Excerpts from a figure dataset:
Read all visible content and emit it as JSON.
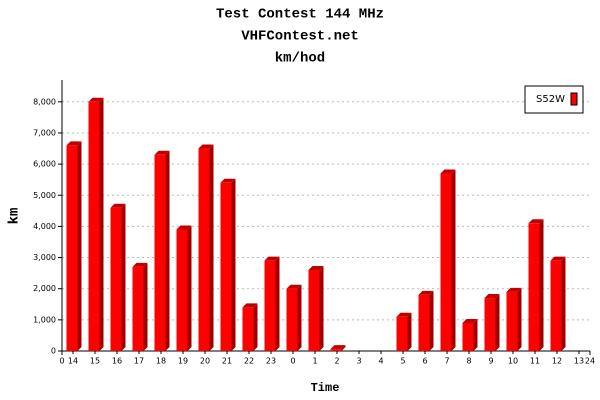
{
  "chart_data": {
    "type": "bar3d",
    "title": "Test Contest 144 MHz",
    "subtitle": "VHFContest.net",
    "unit_title": "km/hod",
    "y_label": "km",
    "x_label": "Time",
    "categories": [
      "14",
      "15",
      "16",
      "17",
      "18",
      "19",
      "20",
      "21",
      "22",
      "23",
      "0",
      "1",
      "2",
      "3",
      "4",
      "5",
      "6",
      "7",
      "8",
      "9",
      "10",
      "11",
      "12",
      "13"
    ],
    "series": [
      {
        "name": "S52W",
        "color": "#ff0000",
        "values": [
          6600,
          8000,
          4600,
          2700,
          6300,
          3900,
          6500,
          5400,
          1400,
          2900,
          2000,
          2600,
          60,
          0,
          0,
          1100,
          1800,
          5700,
          900,
          1700,
          1900,
          4100,
          2900,
          0
        ]
      }
    ],
    "xlim": [
      0,
      24
    ],
    "xticks": [
      0,
      24
    ],
    "ylim": [
      0,
      8700
    ],
    "yticks": [
      0,
      {
        "value": 1000,
        "label": "1,000"
      },
      {
        "value": 2000,
        "label": "2,000"
      },
      {
        "value": 3000,
        "label": "3,000"
      },
      {
        "value": 4000,
        "label": "4,000"
      },
      {
        "value": 5000,
        "label": "5,000"
      },
      {
        "value": 6000,
        "label": "6,000"
      },
      {
        "value": 7000,
        "label": "7,000"
      },
      {
        "value": 8000,
        "label": "8,000"
      }
    ],
    "grid": true,
    "legend": "top-right"
  }
}
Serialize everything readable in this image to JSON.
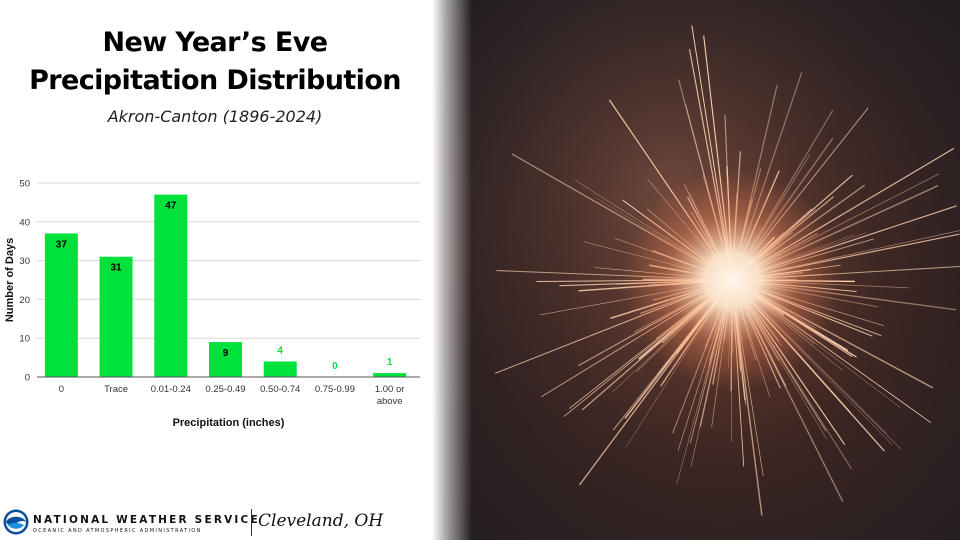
{
  "title": {
    "line1": "New Year’s Eve",
    "line2": "Precipitation Distribution"
  },
  "subtitle": "Akron-Canton (1896-2024)",
  "chart_data": {
    "type": "bar",
    "categories": [
      "0",
      "Trace",
      "0.01-0.24",
      "0.25-0.49",
      "0.50-0.74",
      "0.75-0.99",
      "1.00 or above"
    ],
    "values": [
      37,
      31,
      47,
      9,
      4,
      0,
      1
    ],
    "data_labels": [
      "37",
      "31",
      "47",
      "9",
      "4",
      "0",
      "1"
    ],
    "xlabel": "Precipitation (inches)",
    "ylabel": "Number of Days",
    "ylim": [
      0,
      50
    ],
    "yticks": [
      0,
      10,
      20,
      30,
      40,
      50
    ],
    "grid": true,
    "bar_color": "#00e13c",
    "label_color_inside": "#000000",
    "label_color_outside": "#00e13c",
    "gridline_color": "#d9d9d9"
  },
  "footer": {
    "agency_name": "NATIONAL WEATHER SERVICE",
    "agency_sub": "OCEANIC AND ATMOSPHERIC ADMINISTRATION",
    "office": "Cleveland, OH",
    "logo": "noaa-logo-icon"
  },
  "photo": {
    "subject": "sparkler-photo",
    "spark_color": "#ffd2b0",
    "glow_color": "#fff7ee"
  }
}
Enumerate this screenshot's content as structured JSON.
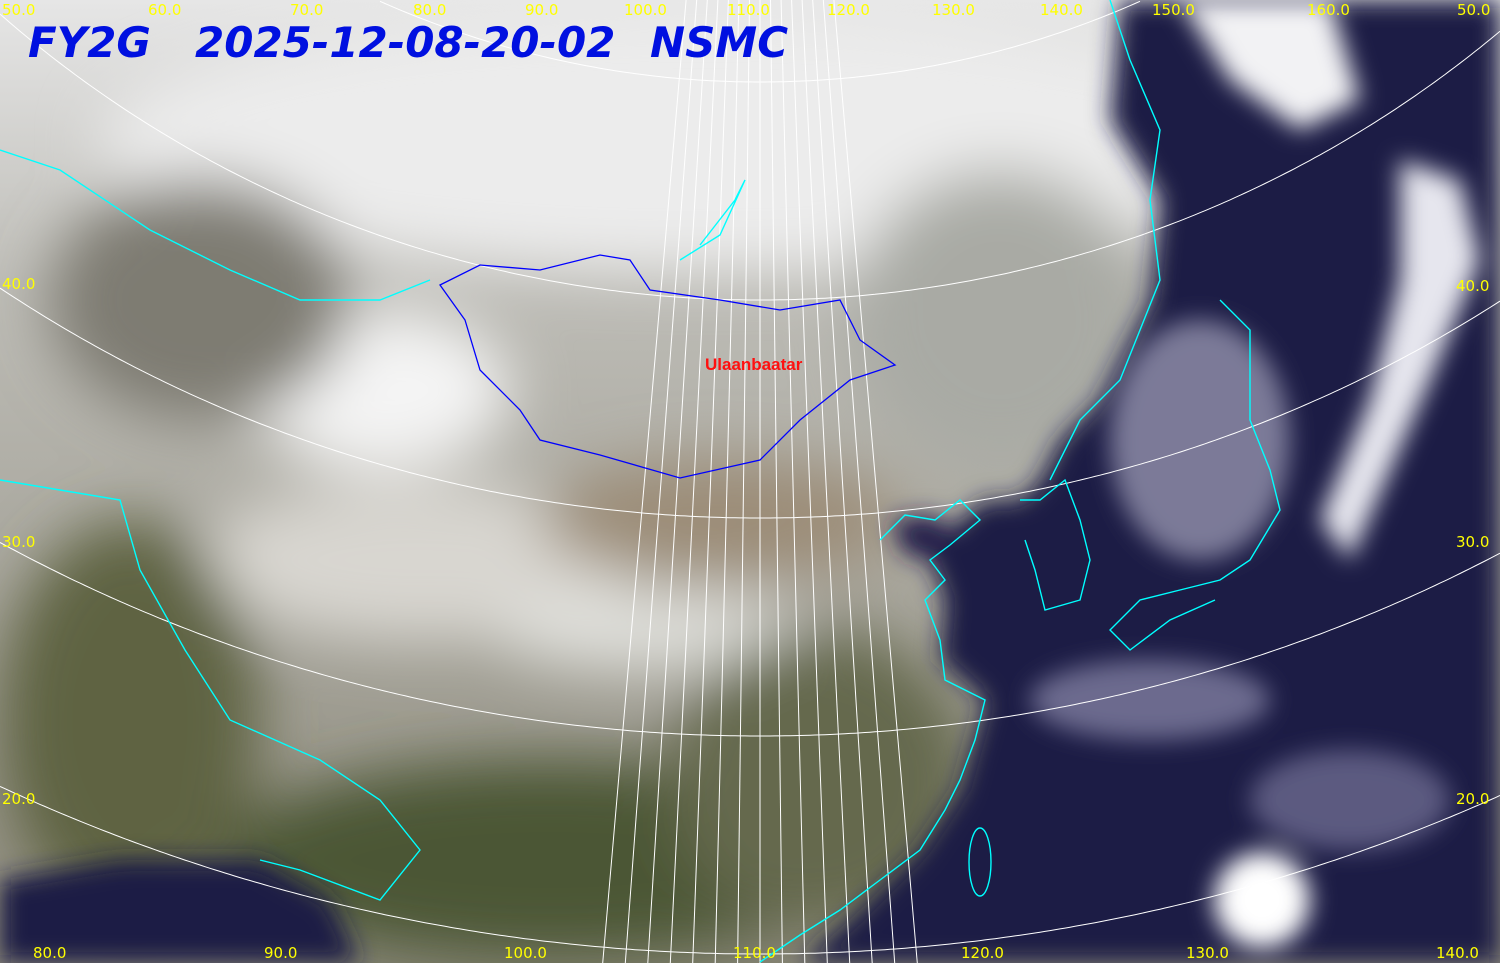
{
  "header": {
    "satellite": "FY2G",
    "timestamp": "2025-12-08-20-02",
    "agency": "NSMC"
  },
  "map": {
    "type": "satellite true-color composite with lat/lon graticule",
    "city_label": "Ulaanbaatar",
    "colors": {
      "graticule": "#ffffff",
      "coastline": "#00ffff",
      "mongolia_border": "#0000ff",
      "label": "#ffff00",
      "title": "#0010e0",
      "city": "#ff1010",
      "ocean": "#1c1a40"
    },
    "top_lon_labels": [
      "50.0",
      "60.0",
      "70.0",
      "80.0",
      "90.0",
      "100.0",
      "110.0",
      "120.0",
      "130.0",
      "140.0",
      "150.0",
      "160.0"
    ],
    "top_right_lat_label": "50.0",
    "left_lat_labels": [
      "40.0",
      "30.0",
      "20.0"
    ],
    "right_lat_labels": [
      "40.0",
      "30.0",
      "20.0"
    ],
    "bottom_lon_labels": [
      "80.0",
      "90.0",
      "100.0",
      "110.0",
      "120.0",
      "130.0",
      "140.0"
    ]
  }
}
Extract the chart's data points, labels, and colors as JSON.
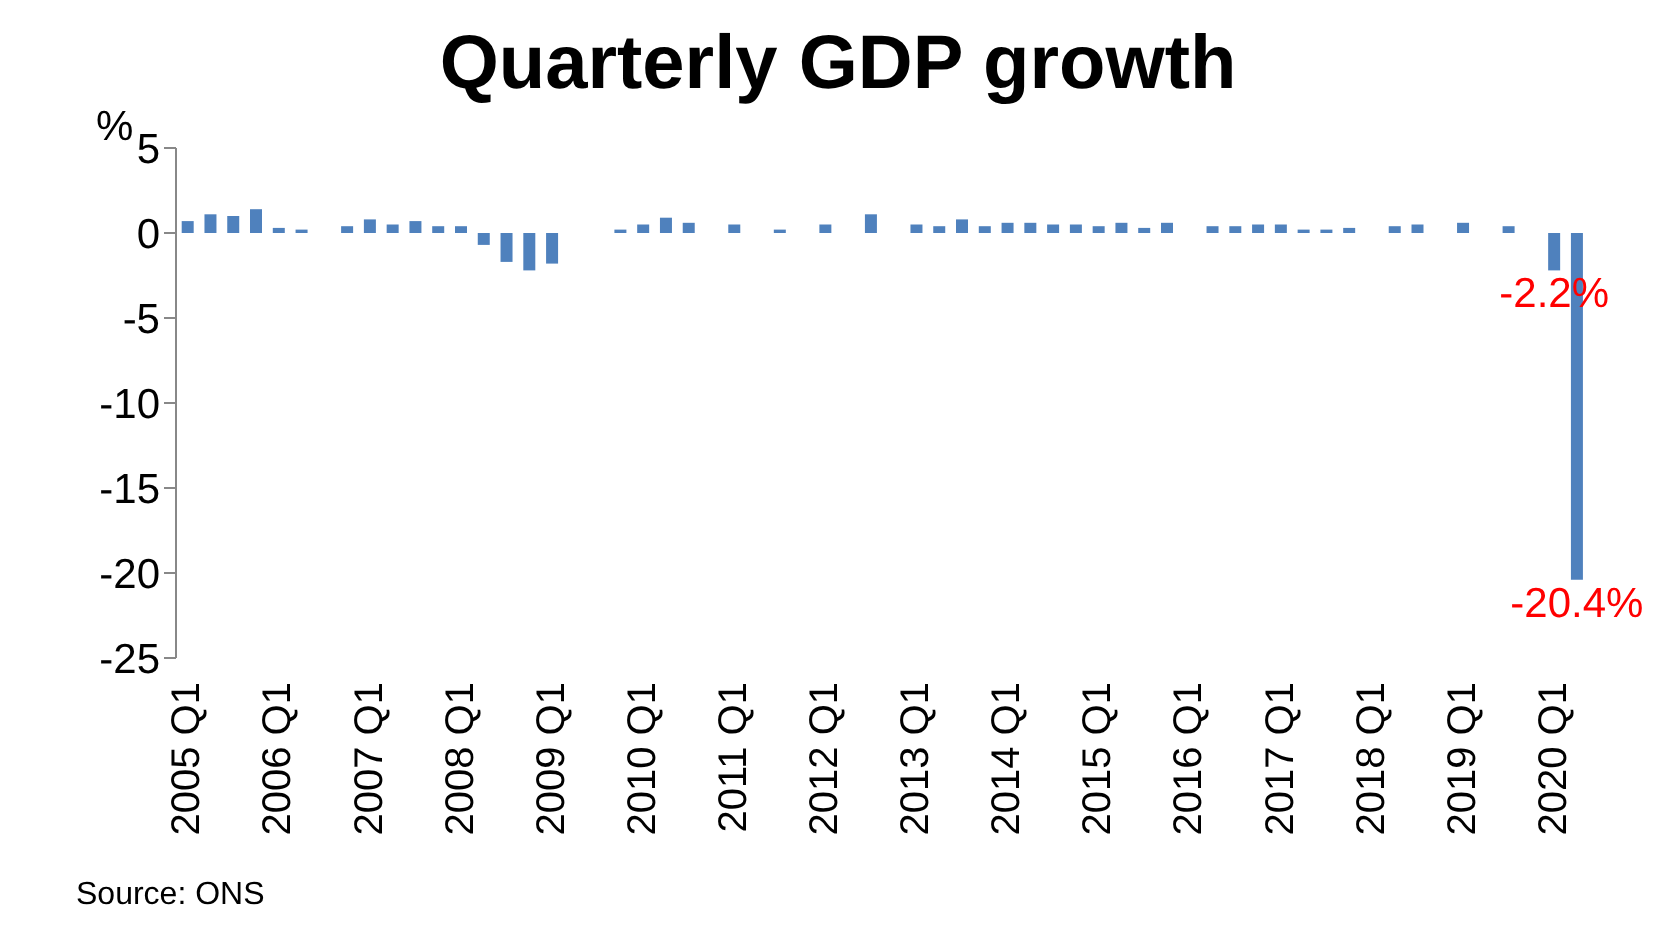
{
  "chart_data": {
    "type": "bar",
    "title": "Quarterly GDP growth",
    "ylabel": "%",
    "categories": [
      "2005 Q1",
      null,
      null,
      null,
      "2006 Q1",
      null,
      null,
      null,
      "2007 Q1",
      null,
      null,
      null,
      "2008 Q1",
      null,
      null,
      null,
      "2009 Q1",
      null,
      null,
      null,
      "2010 Q1",
      null,
      null,
      null,
      "2011 Q1",
      null,
      null,
      null,
      "2012 Q1",
      null,
      null,
      null,
      "2013 Q1",
      null,
      null,
      null,
      "2014 Q1",
      null,
      null,
      null,
      "2015 Q1",
      null,
      null,
      null,
      "2016 Q1",
      null,
      null,
      null,
      "2017 Q1",
      null,
      null,
      null,
      "2018 Q1",
      null,
      null,
      null,
      "2019 Q1",
      null,
      null,
      null,
      "2020 Q1",
      null
    ],
    "values": [
      0.7,
      1.1,
      1.0,
      1.4,
      0.3,
      0.2,
      0,
      0.4,
      0.8,
      0.5,
      0.7,
      0.4,
      0.4,
      -0.7,
      -1.7,
      -2.2,
      -1.8,
      0,
      0,
      0.2,
      0.5,
      0.9,
      0.6,
      0,
      0.5,
      0,
      0.2,
      0,
      0.5,
      0,
      1.1,
      0,
      0.5,
      0.4,
      0.8,
      0.4,
      0.6,
      0.6,
      0.5,
      0.5,
      0.4,
      0.6,
      0.3,
      0.6,
      0,
      0.4,
      0.4,
      0.5,
      0.5,
      0.2,
      0.2,
      0.3,
      0,
      0.4,
      0.5,
      0,
      0.6,
      0,
      0.4,
      0,
      -2.2,
      -20.4
    ],
    "value_labels": [
      null,
      null,
      null,
      null,
      null,
      null,
      null,
      null,
      null,
      null,
      null,
      null,
      null,
      null,
      null,
      null,
      null,
      null,
      null,
      null,
      null,
      null,
      null,
      null,
      null,
      null,
      null,
      null,
      null,
      null,
      null,
      null,
      null,
      null,
      null,
      null,
      null,
      null,
      null,
      null,
      null,
      null,
      null,
      null,
      null,
      null,
      null,
      null,
      null,
      null,
      null,
      null,
      null,
      null,
      null,
      null,
      null,
      null,
      null,
      null,
      "-2.2%",
      "-20.4%"
    ],
    "color": "#4f81bd",
    "ylim": [
      -25,
      5
    ],
    "yticks": [
      5,
      0,
      -5,
      -10,
      -15,
      -20,
      -25
    ],
    "grid": false,
    "legend": false,
    "annotations": [
      "Source: ONS"
    ]
  }
}
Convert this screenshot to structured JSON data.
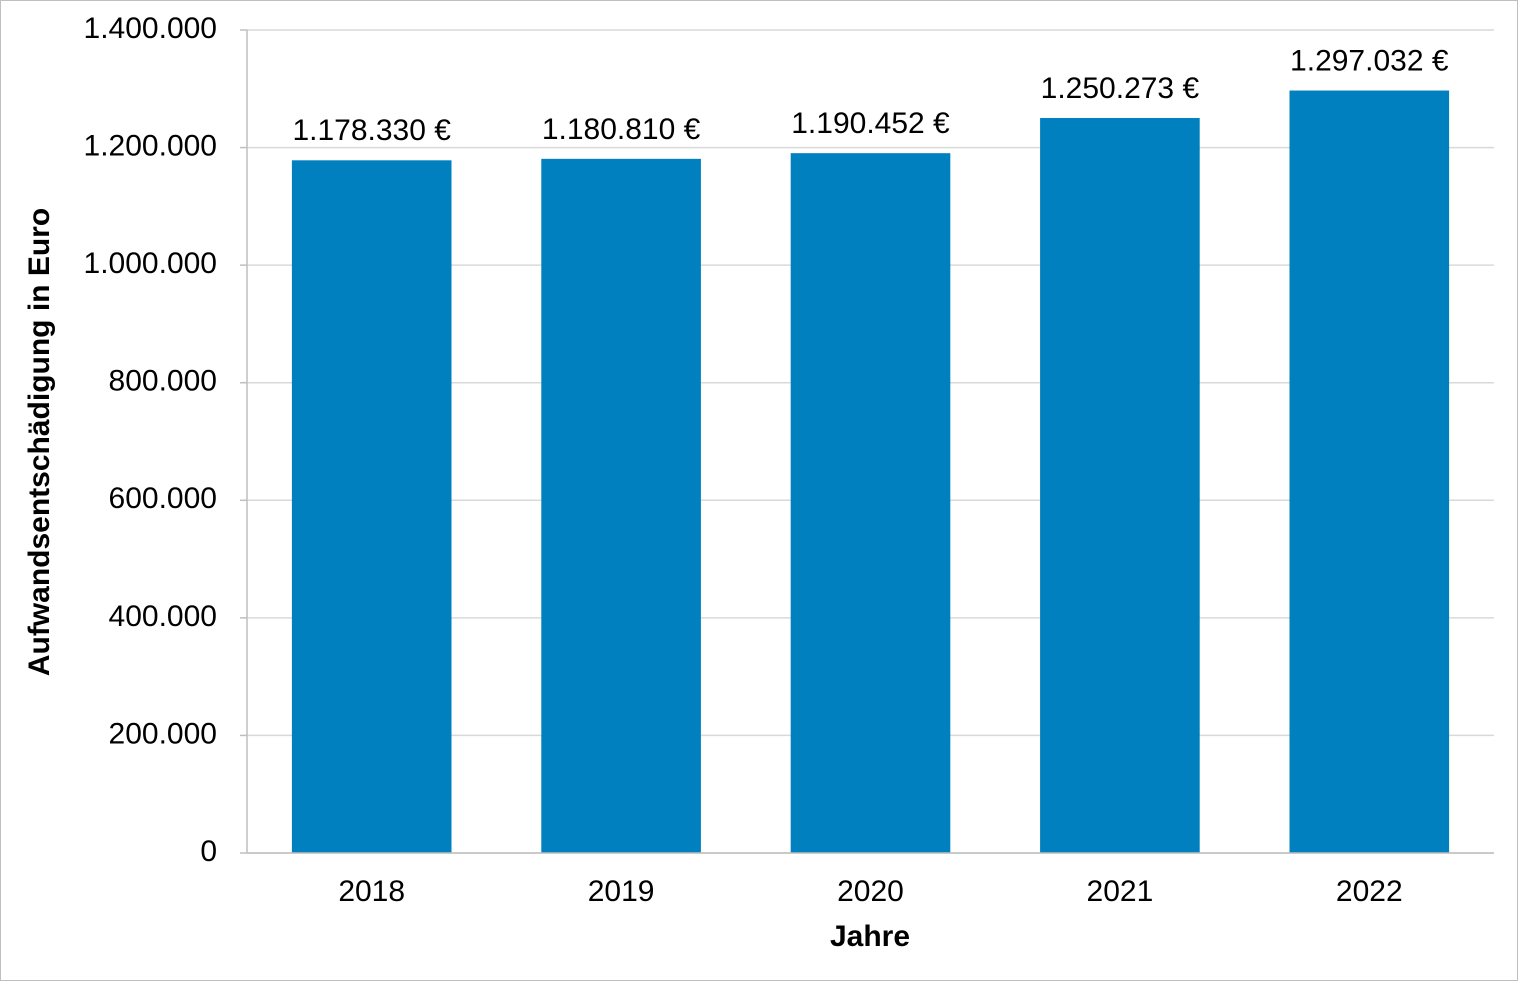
{
  "chart_data": {
    "type": "bar",
    "x_label": "Jahre",
    "y_label": "Aufwandsentschädigung in Euro",
    "categories": [
      "2018",
      "2019",
      "2020",
      "2021",
      "2022"
    ],
    "values": [
      1178330,
      1180810,
      1190452,
      1250273,
      1297032
    ],
    "value_labels": [
      "1.178.330 €",
      "1.180.810 €",
      "1.190.452 €",
      "1.250.273 €",
      "1.297.032 €"
    ],
    "color": "#0080bf",
    "ylim": [
      0,
      1400000
    ],
    "yticks": [
      0,
      {
        "value": 200000,
        "label": "200.000"
      },
      {
        "value": 400000,
        "label": "400.000"
      },
      {
        "value": 600000,
        "label": "600.000"
      },
      {
        "value": 800000,
        "label": "800.000"
      },
      {
        "value": 1000000,
        "label": "1.000.000"
      },
      {
        "value": 1200000,
        "label": "1.200.000"
      },
      {
        "value": 1400000,
        "label": "1.400.000"
      }
    ],
    "grid": true
  }
}
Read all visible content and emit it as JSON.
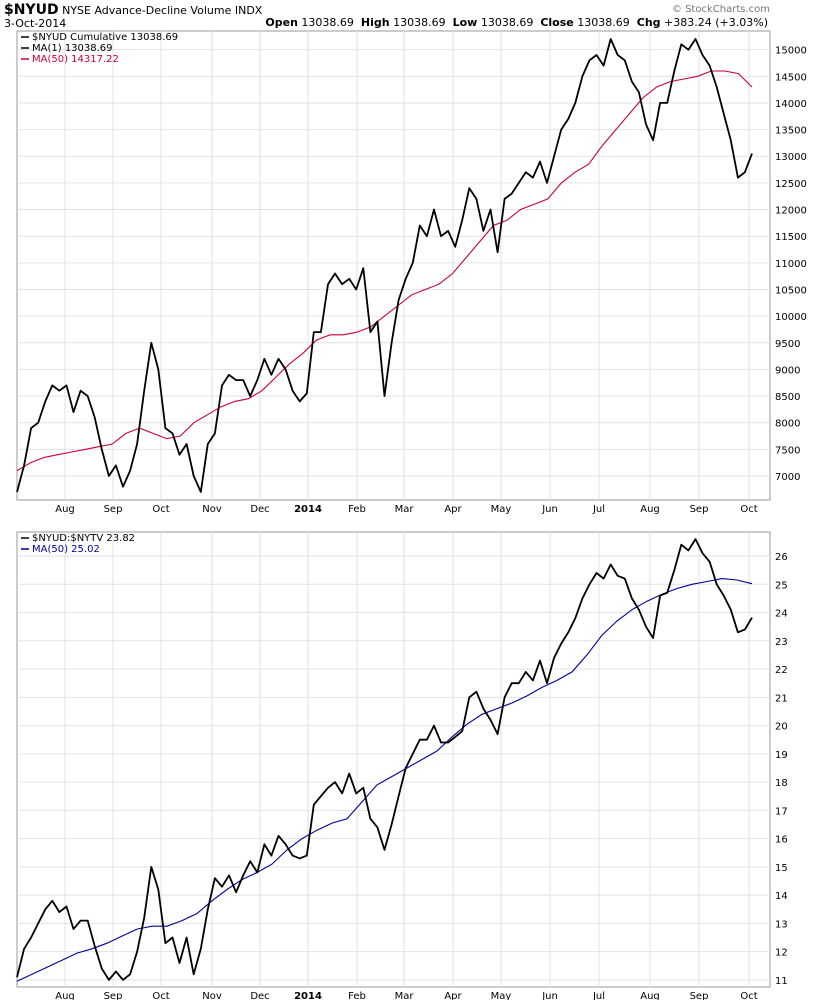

### Written exercise
Using the records above, copy every line that has the word "satellite" in it.

### Correct output
    "satellite": "FY2G",
    "type": "satellite true-color composite with lat/lon graticule",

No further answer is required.